▶ GIVEN INSTRUCTION
Set down each record below precisely, skipping the pictures.

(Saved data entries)
[start]

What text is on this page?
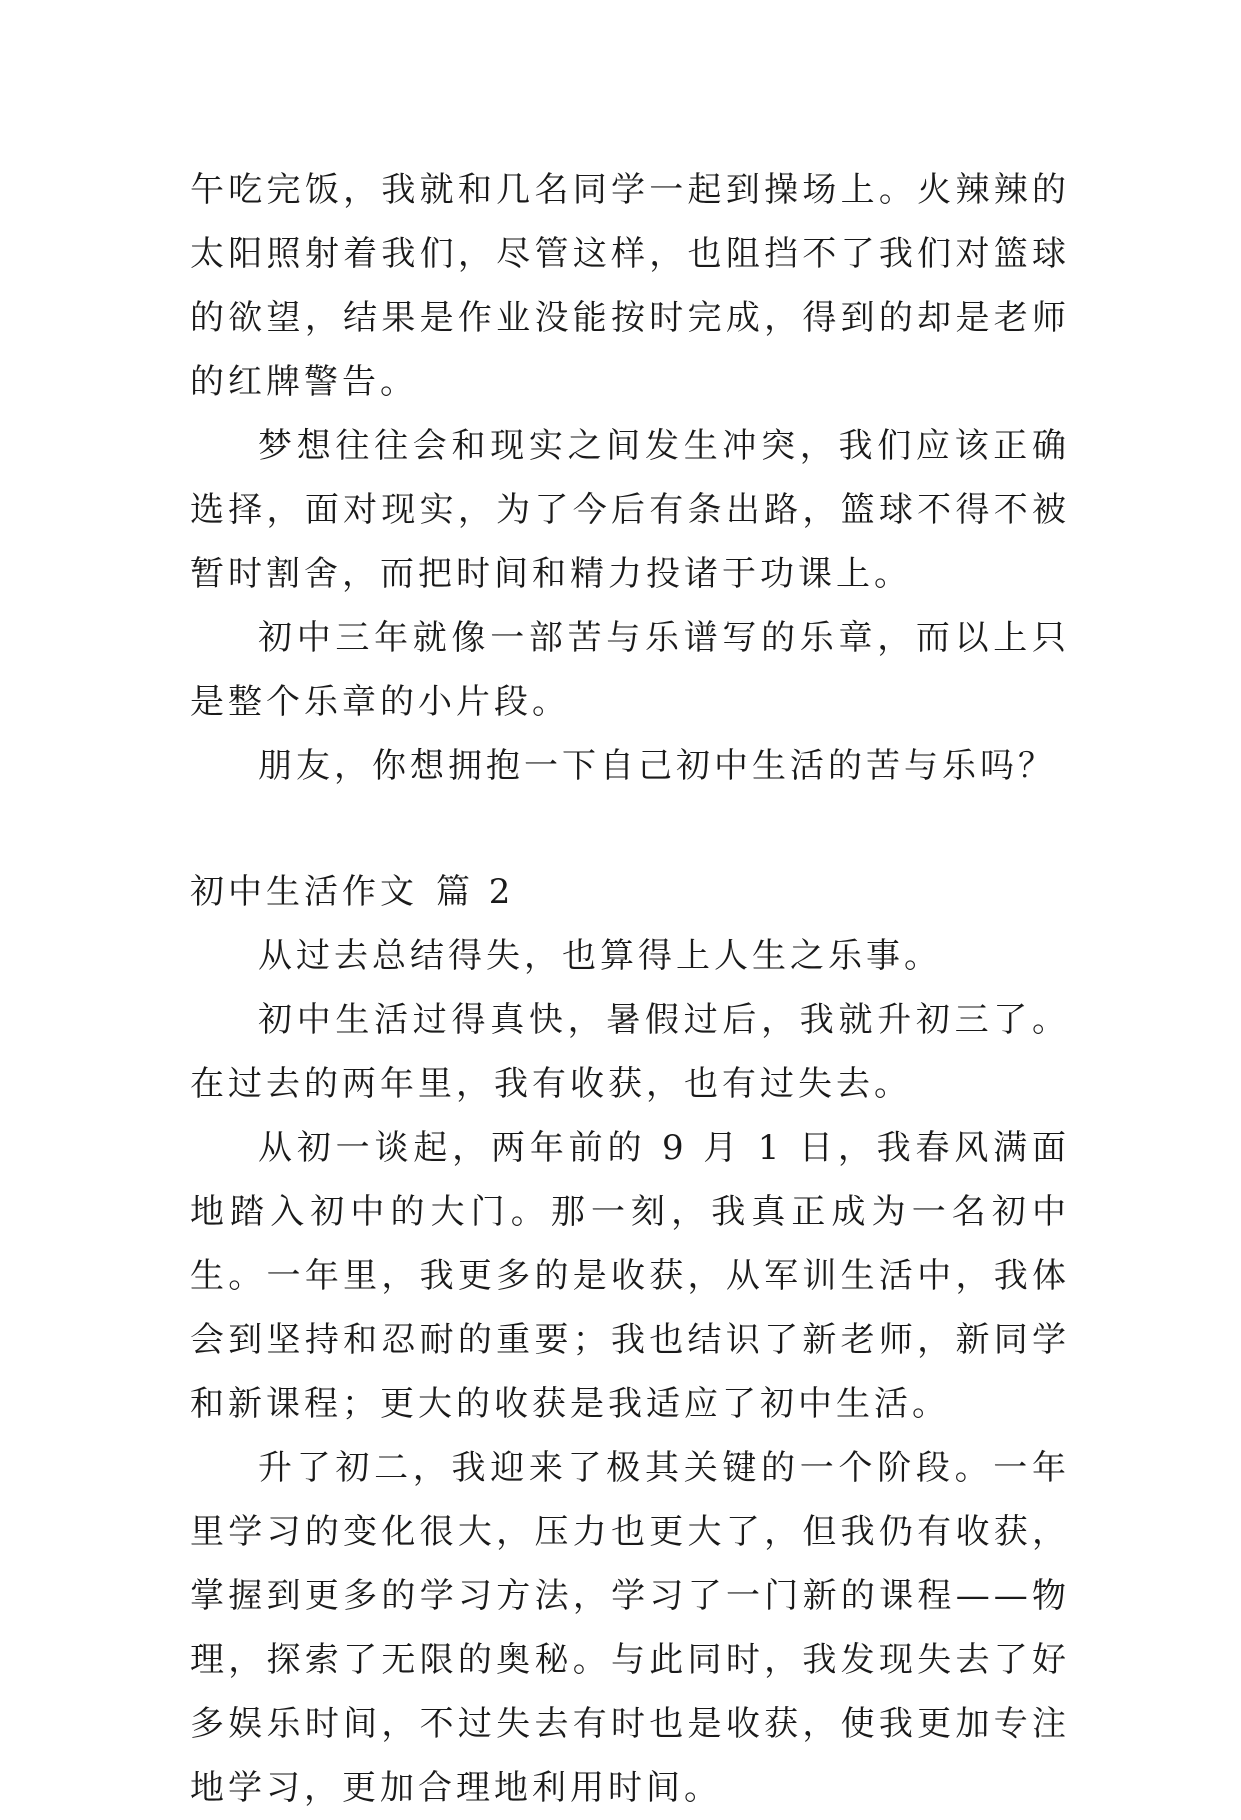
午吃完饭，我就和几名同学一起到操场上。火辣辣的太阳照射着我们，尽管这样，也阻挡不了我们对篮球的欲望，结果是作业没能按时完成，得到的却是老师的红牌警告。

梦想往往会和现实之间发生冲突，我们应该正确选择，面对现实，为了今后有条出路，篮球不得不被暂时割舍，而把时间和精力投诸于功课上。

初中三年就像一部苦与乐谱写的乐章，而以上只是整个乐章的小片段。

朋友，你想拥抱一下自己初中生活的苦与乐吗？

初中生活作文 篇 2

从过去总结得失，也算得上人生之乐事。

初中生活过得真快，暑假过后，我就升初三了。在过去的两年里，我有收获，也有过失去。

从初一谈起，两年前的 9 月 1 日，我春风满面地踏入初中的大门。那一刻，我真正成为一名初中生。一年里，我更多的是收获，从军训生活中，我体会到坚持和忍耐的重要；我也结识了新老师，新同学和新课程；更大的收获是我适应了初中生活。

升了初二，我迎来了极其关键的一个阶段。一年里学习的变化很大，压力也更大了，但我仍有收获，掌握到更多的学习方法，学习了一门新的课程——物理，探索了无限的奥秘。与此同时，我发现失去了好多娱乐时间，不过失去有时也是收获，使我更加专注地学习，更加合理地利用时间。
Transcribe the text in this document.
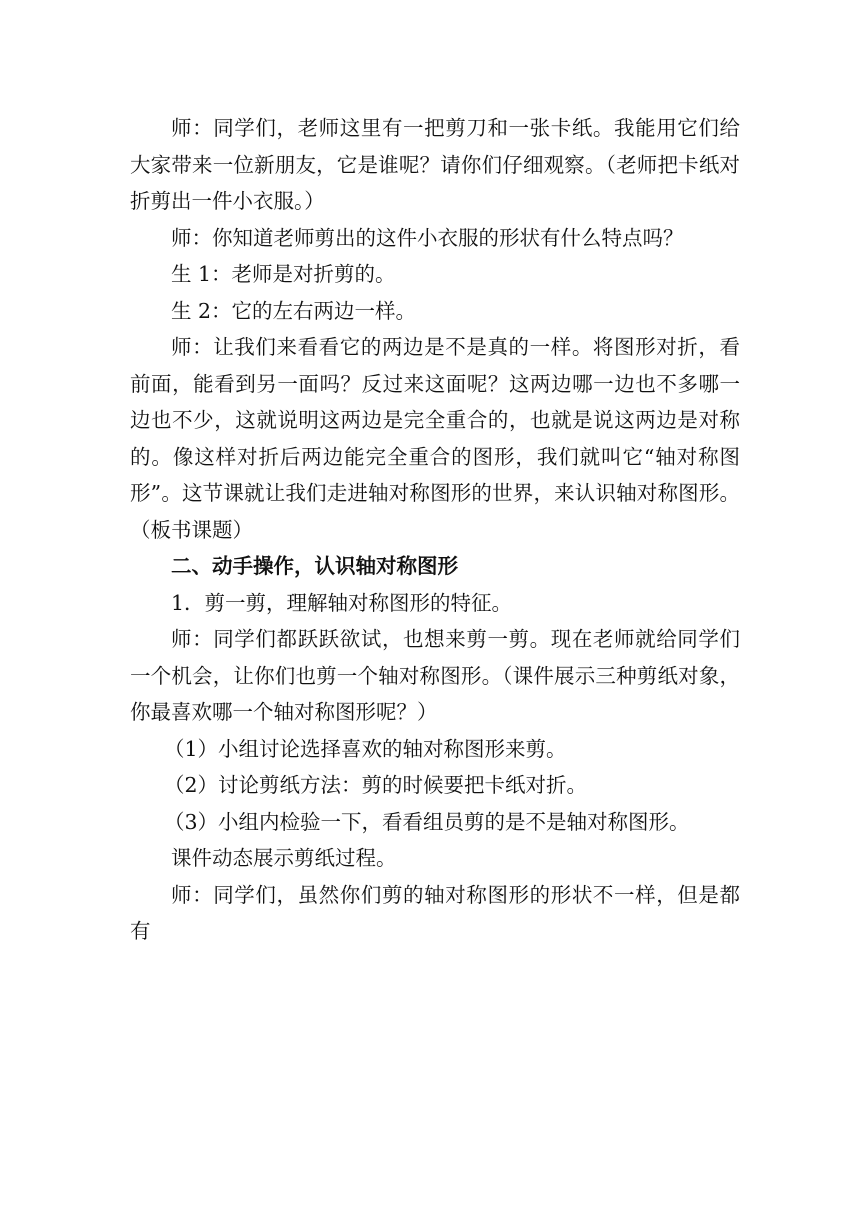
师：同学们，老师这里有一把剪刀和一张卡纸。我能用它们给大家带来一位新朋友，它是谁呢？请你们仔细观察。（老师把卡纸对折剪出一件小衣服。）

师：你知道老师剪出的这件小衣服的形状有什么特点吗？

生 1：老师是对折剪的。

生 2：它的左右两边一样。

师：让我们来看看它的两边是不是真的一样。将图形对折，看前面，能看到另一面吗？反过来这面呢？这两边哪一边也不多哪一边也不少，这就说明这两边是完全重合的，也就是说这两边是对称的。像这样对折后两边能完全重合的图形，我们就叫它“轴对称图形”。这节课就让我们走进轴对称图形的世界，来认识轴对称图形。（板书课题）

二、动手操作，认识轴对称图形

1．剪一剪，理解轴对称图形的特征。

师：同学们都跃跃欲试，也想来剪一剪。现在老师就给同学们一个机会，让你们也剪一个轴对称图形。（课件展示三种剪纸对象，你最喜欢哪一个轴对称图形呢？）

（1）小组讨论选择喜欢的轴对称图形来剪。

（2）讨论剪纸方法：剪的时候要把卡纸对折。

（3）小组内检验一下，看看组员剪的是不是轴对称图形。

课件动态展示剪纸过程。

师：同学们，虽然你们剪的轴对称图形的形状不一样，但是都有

[end]

▶ WRITTEN ANSWER
What text is on this page?
午吃完饭，我就和几名同学一起到操场上。火辣辣的太阳照射着我们，尽管这样，也阻挡不了我们对篮球的欲望，结果是作业没能按时完成，得到的却是老师的红牌警告。

梦想往往会和现实之间发生冲突，我们应该正确选择，面对现实，为了今后有条出路，篮球不得不被暂时割舍，而把时间和精力投诸于功课上。

初中三年就像一部苦与乐谱写的乐章，而以上只是整个乐章的小片段。

朋友，你想拥抱一下自己初中生活的苦与乐吗？

初中生活作文 篇 2

从过去总结得失，也算得上人生之乐事。

初中生活过得真快，暑假过后，我就升初三了。在过去的两年里，我有收获，也有过失去。

从初一谈起，两年前的 9 月 1 日，我春风满面地踏入初中的大门。那一刻，我真正成为一名初中生。一年里，我更多的是收获，从军训生活中，我体会到坚持和忍耐的重要；我也结识了新老师，新同学和新课程；更大的收获是我适应了初中生活。

升了初二，我迎来了极其关键的一个阶段。一年里学习的变化很大，压力也更大了，但我仍有收获，掌握到更多的学习方法，学习了一门新的课程——物理，探索了无限的奥秘。与此同时，我发现失去了好多娱乐时间，不过失去有时也是收获，使我更加专注地学习，更加合理地利用时间。
Transcribe the text in this document.
师：同学们，老师这里有一把剪刀和一张卡纸。我能用它们给大家带来一位新朋友，它是谁呢？请你们仔细观察。（老师把卡纸对折剪出一件小衣服。）

师：你知道老师剪出的这件小衣服的形状有什么特点吗？

生 1：老师是对折剪的。

生 2：它的左右两边一样。

师：让我们来看看它的两边是不是真的一样。将图形对折，看前面，能看到另一面吗？反过来这面呢？这两边哪一边也不多哪一边也不少，这就说明这两边是完全重合的，也就是说这两边是对称的。像这样对折后两边能完全重合的图形，我们就叫它“轴对称图形”。这节课就让我们走进轴对称图形的世界，来认识轴对称图形。（板书课题）

二、动手操作，认识轴对称图形

1．剪一剪，理解轴对称图形的特征。

师：同学们都跃跃欲试，也想来剪一剪。现在老师就给同学们一个机会，让你们也剪一个轴对称图形。（课件展示三种剪纸对象，你最喜欢哪一个轴对称图形呢？）

（1）小组讨论选择喜欢的轴对称图形来剪。

（2）讨论剪纸方法：剪的时候要把卡纸对折。

（3）小组内检验一下，看看组员剪的是不是轴对称图形。

课件动态展示剪纸过程。

师：同学们，虽然你们剪的轴对称图形的形状不一样，但是都有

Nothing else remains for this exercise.